Goal
Your copy should begin at the line containing "What's the underlying" and end at the last line of the records; transcribe those lines exactly and leave out every picture.

Lines of data

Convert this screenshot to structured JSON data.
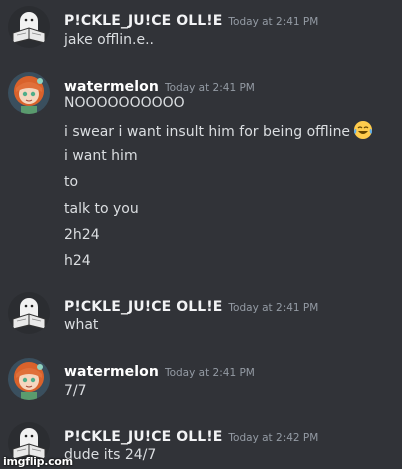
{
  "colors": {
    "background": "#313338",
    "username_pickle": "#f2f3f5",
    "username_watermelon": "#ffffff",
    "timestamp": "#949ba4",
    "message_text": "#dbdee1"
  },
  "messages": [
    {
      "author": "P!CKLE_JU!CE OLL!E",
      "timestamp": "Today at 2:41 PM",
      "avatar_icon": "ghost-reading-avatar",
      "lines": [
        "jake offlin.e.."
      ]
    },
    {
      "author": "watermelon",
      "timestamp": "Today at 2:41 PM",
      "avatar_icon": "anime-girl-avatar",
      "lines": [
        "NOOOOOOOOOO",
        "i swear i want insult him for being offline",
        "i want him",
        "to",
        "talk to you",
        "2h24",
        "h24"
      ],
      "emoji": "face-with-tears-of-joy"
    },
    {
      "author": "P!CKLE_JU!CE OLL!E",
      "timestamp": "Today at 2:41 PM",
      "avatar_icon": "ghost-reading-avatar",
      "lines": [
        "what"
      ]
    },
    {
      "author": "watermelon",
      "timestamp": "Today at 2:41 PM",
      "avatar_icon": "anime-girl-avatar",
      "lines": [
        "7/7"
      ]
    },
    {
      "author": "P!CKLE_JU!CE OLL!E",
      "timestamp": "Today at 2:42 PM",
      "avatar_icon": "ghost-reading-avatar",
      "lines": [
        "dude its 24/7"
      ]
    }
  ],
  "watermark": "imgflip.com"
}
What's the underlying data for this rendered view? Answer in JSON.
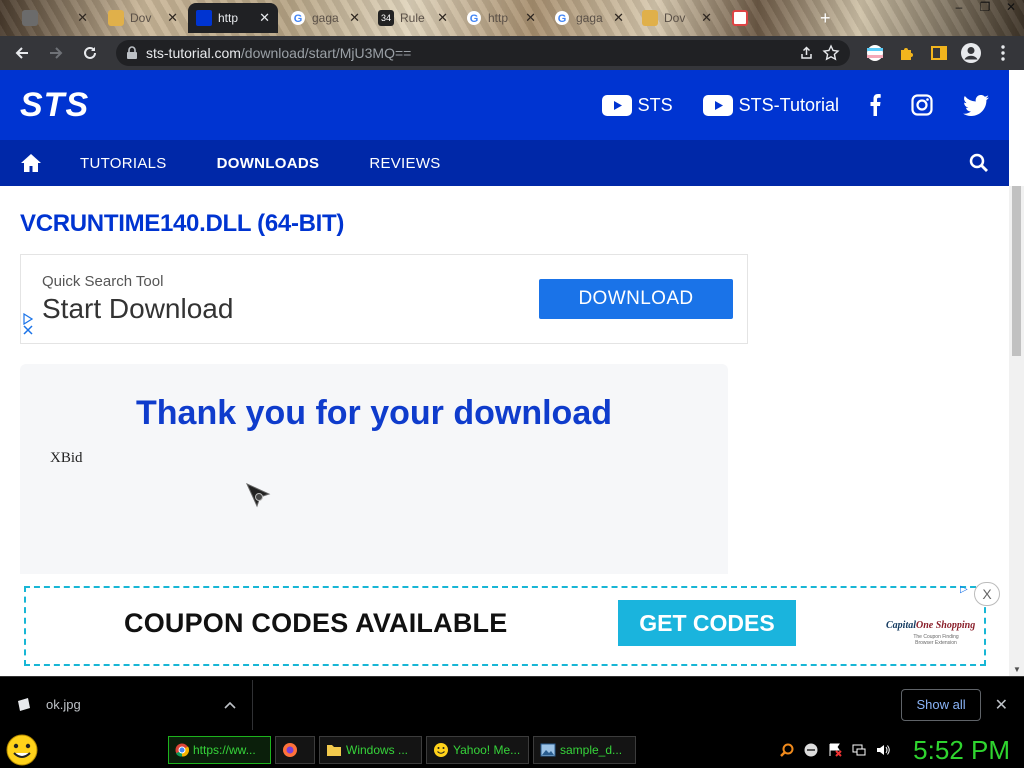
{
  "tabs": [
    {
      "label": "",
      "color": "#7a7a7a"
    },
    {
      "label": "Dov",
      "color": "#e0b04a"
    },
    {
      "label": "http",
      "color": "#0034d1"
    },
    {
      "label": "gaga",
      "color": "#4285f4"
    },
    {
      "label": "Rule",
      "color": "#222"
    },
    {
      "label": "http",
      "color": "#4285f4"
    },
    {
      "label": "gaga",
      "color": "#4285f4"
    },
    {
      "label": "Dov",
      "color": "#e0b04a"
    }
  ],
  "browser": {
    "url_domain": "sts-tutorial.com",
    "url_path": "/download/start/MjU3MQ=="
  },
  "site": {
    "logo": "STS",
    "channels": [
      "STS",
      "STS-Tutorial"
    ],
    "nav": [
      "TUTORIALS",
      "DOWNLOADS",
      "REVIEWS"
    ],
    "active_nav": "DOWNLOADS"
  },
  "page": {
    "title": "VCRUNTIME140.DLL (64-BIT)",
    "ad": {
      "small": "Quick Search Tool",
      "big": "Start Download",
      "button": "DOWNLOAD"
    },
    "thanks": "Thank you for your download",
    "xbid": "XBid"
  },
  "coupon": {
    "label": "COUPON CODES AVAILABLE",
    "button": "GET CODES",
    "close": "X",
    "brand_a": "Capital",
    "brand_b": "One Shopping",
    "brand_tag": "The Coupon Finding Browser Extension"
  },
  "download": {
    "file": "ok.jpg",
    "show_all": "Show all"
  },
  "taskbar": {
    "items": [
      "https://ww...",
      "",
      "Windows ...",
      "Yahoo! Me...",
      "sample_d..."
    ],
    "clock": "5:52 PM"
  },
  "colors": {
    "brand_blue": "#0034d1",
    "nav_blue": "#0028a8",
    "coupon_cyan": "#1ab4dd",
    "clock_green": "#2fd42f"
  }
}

Result for this exercise
What's the underlying data for this rendered view? Answer in JSON.
{
  "tabs": [
    {
      "label": "",
      "color": "#7a7a7a"
    },
    {
      "label": "Dov",
      "color": "#e0b04a"
    },
    {
      "label": "http",
      "color": "#0034d1"
    },
    {
      "label": "gaga",
      "color": "#4285f4"
    },
    {
      "label": "Rule",
      "color": "#222"
    },
    {
      "label": "http",
      "color": "#4285f4"
    },
    {
      "label": "gaga",
      "color": "#4285f4"
    },
    {
      "label": "Dov",
      "color": "#e0b04a"
    }
  ],
  "browser": {
    "url_domain": "sts-tutorial.com",
    "url_path": "/download/start/MjU3MQ=="
  },
  "site": {
    "logo": "STS",
    "channels": [
      "STS",
      "STS-Tutorial"
    ],
    "nav": [
      "TUTORIALS",
      "DOWNLOADS",
      "REVIEWS"
    ],
    "active_nav": "DOWNLOADS"
  },
  "page": {
    "title": "VCRUNTIME140.DLL (64-BIT)",
    "ad": {
      "small": "Quick Search Tool",
      "big": "Start Download",
      "button": "DOWNLOAD"
    },
    "thanks": "Thank you for your download",
    "xbid": "XBid"
  },
  "coupon": {
    "label": "COUPON CODES AVAILABLE",
    "button": "GET CODES",
    "close": "X",
    "brand_a": "Capital",
    "brand_b": "One Shopping",
    "brand_tag": "The Coupon Finding Browser Extension"
  },
  "download": {
    "file": "ok.jpg",
    "show_all": "Show all"
  },
  "taskbar": {
    "items": [
      "https://ww...",
      "",
      "Windows ...",
      "Yahoo! Me...",
      "sample_d..."
    ],
    "clock": "5:52 PM"
  },
  "colors": {
    "brand_blue": "#0034d1",
    "nav_blue": "#0028a8",
    "coupon_cyan": "#1ab4dd",
    "clock_green": "#2fd42f"
  }
}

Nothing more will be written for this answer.